• PROVIDED INFORMATION
....................

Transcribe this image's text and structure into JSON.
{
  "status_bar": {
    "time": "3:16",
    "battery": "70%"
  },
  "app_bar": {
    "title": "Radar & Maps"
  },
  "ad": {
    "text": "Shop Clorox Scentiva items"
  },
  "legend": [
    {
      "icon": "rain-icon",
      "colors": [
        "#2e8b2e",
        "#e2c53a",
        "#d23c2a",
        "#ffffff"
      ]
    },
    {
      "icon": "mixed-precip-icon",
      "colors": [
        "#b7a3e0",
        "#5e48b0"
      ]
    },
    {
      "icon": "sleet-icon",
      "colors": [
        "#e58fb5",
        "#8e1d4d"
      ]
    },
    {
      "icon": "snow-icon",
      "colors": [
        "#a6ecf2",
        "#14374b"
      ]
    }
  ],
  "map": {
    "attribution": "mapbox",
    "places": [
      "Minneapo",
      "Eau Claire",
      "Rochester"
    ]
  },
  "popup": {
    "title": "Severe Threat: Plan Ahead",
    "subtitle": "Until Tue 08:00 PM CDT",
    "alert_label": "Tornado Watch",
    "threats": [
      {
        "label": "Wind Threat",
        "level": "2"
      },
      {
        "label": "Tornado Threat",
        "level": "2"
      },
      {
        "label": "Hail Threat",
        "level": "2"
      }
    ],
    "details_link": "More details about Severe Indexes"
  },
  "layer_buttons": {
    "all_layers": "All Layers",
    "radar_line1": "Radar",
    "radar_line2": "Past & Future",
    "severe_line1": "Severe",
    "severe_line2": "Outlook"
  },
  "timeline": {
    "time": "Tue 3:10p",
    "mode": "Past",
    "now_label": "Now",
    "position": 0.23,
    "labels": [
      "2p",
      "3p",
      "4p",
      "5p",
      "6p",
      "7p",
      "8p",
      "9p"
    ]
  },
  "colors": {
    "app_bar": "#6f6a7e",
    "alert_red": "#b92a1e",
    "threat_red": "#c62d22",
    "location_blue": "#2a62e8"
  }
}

....................

• WORK REQUIRED
Say how many lines of the data include the word "text". Respond with the number alone.

• EXERCISE RESPONSE
2